What you need to do
Extract the lines that hold the string "true".

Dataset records
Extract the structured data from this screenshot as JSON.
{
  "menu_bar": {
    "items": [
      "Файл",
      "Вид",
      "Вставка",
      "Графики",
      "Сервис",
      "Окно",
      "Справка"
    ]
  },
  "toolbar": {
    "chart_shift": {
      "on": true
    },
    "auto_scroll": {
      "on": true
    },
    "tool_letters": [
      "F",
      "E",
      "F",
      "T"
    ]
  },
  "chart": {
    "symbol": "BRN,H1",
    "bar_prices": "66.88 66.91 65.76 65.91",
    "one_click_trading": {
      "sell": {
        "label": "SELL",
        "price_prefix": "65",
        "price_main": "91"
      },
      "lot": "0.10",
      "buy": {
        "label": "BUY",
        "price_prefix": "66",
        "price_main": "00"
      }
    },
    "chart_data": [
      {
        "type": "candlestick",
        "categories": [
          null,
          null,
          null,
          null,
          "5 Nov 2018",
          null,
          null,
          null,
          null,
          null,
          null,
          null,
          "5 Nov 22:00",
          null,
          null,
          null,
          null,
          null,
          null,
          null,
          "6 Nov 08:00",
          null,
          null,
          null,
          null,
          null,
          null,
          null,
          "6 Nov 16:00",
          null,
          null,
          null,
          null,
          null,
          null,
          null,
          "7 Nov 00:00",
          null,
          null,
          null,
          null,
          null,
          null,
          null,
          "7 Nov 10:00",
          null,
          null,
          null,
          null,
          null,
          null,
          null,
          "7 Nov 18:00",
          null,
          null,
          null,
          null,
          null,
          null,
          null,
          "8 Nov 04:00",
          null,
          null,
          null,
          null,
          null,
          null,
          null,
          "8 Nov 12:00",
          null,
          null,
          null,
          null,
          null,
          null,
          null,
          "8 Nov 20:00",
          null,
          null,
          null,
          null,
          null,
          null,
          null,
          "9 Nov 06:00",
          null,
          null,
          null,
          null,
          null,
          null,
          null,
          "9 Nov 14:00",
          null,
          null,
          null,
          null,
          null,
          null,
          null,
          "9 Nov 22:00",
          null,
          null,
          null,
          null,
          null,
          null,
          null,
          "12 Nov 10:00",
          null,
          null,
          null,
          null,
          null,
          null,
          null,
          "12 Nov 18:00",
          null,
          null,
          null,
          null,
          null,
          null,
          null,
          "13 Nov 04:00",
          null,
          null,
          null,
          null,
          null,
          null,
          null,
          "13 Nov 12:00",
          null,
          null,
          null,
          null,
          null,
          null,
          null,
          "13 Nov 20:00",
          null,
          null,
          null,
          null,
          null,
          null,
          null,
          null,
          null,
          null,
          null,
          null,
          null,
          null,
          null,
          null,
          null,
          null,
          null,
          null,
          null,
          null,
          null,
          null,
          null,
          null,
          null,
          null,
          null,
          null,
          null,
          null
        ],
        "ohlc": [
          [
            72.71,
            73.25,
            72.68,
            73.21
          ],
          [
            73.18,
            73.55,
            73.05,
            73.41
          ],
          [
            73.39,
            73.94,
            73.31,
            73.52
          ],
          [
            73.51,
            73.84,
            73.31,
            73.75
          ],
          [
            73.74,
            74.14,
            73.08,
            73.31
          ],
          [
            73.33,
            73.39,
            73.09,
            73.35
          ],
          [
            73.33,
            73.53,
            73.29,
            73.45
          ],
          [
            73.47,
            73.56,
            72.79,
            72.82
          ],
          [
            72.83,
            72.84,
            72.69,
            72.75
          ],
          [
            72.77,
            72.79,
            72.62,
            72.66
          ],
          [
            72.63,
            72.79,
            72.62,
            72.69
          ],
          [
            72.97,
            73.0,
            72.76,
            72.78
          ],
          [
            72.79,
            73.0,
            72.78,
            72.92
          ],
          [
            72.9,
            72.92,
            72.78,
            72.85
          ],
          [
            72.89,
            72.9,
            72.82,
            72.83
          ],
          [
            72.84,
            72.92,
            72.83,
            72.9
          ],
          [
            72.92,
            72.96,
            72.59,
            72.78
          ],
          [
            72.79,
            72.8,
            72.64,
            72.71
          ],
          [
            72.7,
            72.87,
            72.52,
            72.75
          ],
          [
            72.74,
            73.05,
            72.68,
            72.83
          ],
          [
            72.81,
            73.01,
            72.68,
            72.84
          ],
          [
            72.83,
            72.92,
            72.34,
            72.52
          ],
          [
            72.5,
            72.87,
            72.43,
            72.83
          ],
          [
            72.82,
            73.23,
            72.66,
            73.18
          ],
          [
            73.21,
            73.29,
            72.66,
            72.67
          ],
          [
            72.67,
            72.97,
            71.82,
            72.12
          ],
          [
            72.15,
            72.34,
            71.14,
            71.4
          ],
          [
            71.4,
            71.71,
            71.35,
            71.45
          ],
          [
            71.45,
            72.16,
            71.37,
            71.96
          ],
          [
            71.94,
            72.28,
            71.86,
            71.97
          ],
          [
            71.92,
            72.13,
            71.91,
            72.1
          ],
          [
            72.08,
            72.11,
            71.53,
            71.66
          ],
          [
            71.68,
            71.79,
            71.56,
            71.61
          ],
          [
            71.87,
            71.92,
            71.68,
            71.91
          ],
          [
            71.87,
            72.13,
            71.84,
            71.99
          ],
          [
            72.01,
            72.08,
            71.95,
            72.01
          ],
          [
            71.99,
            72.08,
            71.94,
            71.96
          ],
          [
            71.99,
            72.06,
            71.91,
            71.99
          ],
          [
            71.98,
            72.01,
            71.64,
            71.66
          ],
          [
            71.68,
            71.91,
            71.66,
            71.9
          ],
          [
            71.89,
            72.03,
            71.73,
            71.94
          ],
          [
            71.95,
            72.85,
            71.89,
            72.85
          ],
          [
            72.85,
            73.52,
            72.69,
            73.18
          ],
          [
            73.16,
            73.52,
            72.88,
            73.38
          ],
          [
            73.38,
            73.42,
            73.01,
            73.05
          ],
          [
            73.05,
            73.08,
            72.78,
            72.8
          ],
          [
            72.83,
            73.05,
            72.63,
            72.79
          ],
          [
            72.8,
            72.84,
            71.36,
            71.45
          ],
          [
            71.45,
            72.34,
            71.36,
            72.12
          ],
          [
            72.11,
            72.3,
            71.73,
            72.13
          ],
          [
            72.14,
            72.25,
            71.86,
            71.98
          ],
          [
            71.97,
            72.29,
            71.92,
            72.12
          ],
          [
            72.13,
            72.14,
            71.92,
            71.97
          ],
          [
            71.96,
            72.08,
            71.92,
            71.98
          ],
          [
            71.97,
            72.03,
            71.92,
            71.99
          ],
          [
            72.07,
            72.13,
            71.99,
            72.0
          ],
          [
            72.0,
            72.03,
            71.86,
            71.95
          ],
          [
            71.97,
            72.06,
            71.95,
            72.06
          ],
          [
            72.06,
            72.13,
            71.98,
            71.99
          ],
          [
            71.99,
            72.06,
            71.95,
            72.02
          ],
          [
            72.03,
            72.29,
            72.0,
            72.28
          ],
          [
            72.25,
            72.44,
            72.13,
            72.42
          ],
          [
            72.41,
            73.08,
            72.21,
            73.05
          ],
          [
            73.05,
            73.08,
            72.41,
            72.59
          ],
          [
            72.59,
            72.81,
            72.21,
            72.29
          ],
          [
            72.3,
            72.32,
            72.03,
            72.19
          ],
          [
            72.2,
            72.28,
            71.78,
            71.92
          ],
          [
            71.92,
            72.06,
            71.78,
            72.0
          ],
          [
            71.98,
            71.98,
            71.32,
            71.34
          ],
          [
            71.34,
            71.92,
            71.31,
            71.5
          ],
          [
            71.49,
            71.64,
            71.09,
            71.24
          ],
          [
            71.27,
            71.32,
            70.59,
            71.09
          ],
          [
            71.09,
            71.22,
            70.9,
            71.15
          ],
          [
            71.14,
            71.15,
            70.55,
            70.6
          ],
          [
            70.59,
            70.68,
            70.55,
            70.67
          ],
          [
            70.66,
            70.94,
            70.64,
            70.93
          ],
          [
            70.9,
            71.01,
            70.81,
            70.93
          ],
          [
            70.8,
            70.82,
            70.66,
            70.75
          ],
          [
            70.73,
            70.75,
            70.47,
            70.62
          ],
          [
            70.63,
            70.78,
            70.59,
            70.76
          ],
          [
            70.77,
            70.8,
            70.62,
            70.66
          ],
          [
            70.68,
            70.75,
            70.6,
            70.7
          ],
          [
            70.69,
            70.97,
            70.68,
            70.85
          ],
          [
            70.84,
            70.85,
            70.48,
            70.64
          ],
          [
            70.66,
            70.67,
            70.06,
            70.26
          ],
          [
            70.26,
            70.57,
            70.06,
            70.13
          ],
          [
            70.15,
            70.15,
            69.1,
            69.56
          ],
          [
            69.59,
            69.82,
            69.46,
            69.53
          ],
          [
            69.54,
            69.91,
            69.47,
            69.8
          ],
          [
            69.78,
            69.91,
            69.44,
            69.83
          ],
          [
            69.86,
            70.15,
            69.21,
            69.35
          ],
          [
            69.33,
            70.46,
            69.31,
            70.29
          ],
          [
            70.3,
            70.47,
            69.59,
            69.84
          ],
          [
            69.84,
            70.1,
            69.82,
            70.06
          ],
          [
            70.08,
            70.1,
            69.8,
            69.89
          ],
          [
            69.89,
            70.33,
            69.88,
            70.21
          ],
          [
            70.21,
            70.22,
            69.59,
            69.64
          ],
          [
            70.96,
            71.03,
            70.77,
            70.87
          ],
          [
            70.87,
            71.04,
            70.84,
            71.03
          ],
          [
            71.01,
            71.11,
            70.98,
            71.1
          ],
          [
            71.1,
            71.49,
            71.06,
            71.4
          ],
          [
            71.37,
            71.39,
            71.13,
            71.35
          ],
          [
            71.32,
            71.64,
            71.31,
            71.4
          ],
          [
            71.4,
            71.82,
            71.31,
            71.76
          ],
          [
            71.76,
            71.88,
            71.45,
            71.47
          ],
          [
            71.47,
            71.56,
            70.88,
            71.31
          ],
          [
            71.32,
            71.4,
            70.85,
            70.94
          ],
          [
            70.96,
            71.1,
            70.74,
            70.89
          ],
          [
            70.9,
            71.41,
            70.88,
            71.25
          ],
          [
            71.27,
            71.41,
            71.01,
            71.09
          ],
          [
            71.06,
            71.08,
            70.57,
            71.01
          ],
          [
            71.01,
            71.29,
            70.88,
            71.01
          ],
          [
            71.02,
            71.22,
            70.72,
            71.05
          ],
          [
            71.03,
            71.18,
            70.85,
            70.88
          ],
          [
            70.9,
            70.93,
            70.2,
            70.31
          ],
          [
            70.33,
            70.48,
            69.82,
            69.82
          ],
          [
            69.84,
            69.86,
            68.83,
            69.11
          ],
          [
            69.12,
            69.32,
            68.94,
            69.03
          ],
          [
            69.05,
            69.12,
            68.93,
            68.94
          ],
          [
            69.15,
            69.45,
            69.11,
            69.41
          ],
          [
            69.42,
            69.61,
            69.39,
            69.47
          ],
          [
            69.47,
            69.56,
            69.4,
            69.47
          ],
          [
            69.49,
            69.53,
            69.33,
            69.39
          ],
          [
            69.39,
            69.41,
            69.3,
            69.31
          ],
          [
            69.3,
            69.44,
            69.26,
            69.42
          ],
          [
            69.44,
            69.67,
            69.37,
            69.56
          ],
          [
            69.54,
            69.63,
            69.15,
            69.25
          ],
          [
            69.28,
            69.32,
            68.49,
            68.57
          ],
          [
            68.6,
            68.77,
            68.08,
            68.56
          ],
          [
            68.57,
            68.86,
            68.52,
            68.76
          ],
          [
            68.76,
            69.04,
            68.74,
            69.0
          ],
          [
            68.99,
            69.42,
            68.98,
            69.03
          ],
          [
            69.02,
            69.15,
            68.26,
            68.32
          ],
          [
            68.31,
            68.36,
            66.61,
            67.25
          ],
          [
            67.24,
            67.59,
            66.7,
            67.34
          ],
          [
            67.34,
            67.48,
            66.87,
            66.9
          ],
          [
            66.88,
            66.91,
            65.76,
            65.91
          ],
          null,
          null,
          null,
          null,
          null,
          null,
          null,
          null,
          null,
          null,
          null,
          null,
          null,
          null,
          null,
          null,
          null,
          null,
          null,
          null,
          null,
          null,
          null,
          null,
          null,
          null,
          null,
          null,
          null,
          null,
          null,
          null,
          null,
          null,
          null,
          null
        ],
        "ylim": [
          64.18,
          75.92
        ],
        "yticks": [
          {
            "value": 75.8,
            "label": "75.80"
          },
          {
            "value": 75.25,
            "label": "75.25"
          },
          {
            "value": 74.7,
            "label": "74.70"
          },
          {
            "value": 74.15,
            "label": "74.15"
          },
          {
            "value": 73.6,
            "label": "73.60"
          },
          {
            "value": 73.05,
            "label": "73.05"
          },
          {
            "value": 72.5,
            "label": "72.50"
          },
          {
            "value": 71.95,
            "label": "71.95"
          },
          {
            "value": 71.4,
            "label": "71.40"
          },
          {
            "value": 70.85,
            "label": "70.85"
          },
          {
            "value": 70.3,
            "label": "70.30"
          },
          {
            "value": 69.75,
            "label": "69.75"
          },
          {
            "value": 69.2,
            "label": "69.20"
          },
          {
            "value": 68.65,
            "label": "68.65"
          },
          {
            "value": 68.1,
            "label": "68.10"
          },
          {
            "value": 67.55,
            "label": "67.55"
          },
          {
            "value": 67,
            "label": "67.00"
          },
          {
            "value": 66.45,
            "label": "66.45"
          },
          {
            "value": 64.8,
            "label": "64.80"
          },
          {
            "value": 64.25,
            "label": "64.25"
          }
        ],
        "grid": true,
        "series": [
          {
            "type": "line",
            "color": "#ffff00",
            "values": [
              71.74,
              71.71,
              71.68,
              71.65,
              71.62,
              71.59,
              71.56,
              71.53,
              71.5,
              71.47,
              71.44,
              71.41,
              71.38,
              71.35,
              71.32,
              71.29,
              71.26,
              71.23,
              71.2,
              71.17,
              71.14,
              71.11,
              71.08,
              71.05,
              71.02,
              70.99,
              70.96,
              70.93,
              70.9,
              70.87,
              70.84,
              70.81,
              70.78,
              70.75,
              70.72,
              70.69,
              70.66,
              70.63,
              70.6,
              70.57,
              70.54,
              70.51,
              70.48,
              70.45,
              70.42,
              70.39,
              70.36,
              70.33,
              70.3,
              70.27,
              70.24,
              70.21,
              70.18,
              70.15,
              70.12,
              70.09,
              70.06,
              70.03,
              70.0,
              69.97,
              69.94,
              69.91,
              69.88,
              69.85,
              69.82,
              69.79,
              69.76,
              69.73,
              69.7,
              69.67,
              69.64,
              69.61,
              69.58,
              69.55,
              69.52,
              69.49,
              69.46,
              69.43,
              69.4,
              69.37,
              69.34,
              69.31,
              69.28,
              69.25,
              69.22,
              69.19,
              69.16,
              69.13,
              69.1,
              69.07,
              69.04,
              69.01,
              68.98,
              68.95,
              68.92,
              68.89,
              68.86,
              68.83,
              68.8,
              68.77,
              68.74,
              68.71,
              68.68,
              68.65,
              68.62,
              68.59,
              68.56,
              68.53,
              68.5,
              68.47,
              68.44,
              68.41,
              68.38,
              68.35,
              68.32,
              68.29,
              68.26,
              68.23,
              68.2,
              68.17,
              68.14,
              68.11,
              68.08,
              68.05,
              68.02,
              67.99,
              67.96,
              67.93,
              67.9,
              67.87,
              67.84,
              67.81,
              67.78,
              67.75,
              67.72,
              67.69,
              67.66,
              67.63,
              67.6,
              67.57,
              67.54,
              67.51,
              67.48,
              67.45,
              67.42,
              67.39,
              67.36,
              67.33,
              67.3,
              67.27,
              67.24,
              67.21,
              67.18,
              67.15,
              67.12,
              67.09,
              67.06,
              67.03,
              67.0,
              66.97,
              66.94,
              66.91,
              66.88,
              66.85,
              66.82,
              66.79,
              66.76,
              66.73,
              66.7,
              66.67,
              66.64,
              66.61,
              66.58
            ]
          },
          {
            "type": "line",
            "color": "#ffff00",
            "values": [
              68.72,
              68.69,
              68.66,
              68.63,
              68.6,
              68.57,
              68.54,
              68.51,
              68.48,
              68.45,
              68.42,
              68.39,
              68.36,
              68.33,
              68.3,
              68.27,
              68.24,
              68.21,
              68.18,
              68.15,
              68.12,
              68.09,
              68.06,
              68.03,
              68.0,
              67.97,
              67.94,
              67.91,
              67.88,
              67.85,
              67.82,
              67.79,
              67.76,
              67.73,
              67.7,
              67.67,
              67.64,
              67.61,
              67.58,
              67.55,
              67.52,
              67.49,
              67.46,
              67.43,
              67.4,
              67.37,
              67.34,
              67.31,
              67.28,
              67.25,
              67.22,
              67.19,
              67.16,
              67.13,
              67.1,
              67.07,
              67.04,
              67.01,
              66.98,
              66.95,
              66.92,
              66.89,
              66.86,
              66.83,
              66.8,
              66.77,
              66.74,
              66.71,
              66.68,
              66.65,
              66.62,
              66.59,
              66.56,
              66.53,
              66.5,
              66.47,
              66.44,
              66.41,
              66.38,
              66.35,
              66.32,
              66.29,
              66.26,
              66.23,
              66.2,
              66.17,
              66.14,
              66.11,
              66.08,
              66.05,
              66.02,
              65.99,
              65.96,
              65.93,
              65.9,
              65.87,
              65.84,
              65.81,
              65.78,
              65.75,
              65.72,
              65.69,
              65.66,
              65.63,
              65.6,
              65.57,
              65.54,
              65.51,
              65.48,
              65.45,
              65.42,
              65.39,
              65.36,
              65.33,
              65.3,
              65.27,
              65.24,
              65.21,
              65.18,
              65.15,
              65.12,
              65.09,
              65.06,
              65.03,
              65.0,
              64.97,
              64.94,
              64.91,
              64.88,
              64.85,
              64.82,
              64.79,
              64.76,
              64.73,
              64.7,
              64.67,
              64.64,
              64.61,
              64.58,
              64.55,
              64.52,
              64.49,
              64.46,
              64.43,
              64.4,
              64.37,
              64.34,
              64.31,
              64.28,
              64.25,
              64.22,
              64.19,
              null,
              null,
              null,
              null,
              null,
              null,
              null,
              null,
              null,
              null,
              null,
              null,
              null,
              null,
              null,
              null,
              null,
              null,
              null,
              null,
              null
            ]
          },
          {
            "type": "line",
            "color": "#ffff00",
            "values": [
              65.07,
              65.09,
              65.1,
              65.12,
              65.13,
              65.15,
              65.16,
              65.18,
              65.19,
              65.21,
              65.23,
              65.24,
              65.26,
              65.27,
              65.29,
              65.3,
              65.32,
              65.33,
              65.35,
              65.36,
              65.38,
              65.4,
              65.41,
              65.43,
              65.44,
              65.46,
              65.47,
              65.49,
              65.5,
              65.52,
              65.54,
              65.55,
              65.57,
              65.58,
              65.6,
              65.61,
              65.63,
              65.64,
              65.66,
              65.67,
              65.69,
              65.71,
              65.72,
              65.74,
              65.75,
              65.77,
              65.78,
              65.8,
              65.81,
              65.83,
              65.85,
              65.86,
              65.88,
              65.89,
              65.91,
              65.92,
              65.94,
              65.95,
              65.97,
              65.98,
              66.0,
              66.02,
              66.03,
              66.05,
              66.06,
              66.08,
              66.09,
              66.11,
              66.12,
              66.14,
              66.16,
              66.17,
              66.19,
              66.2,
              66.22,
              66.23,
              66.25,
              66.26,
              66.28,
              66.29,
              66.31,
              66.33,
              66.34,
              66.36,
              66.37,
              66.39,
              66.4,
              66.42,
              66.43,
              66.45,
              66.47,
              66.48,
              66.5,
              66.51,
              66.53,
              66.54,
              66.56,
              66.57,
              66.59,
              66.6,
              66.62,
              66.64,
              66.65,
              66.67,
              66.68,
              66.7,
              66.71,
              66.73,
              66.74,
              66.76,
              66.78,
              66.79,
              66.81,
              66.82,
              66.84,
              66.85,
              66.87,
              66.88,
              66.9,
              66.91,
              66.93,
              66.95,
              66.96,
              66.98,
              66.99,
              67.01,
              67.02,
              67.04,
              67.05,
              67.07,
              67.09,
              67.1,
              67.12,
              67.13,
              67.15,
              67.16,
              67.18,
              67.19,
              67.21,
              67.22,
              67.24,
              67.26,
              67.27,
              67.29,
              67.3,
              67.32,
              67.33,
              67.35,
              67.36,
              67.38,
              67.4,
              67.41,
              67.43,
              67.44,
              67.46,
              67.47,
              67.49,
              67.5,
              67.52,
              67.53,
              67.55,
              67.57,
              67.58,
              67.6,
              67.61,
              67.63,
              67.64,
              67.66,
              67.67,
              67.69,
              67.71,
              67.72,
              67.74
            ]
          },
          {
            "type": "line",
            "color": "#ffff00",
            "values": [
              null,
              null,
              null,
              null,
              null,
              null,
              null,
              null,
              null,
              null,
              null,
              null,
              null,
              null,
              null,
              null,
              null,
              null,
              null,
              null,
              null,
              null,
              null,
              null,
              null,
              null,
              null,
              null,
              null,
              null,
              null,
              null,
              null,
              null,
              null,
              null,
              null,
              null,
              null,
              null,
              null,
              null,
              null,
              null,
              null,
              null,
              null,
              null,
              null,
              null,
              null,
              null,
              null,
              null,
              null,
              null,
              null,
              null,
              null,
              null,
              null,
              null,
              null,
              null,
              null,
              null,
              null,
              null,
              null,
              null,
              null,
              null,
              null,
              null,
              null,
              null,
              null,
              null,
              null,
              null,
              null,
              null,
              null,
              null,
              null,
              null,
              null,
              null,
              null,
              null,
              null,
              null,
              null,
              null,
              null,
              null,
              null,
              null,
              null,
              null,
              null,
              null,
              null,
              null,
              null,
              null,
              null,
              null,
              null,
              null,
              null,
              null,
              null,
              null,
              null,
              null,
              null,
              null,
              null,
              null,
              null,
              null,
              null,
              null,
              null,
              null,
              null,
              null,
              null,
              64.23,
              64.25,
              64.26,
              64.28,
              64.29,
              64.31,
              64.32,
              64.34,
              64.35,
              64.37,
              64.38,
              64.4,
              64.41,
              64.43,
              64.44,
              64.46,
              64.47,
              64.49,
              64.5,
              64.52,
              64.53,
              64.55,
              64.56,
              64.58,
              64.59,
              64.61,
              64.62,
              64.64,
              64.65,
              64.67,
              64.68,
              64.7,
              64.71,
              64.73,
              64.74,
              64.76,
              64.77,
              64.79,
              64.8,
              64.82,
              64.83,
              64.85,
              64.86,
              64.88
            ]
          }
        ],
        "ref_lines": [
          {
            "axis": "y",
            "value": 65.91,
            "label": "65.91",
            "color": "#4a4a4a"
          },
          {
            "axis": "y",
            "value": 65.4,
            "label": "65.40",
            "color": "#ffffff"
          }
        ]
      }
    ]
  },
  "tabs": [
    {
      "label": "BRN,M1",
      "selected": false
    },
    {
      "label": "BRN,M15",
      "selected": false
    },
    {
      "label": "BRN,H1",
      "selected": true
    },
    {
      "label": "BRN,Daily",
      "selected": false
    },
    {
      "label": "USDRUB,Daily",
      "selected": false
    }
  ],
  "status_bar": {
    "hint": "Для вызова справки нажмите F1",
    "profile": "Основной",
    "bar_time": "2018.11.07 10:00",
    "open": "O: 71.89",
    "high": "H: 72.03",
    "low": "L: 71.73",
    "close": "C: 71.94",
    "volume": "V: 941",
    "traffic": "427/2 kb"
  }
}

Solution to this task
      "on": true
      "on": true
        "grid": true,
      "selected": true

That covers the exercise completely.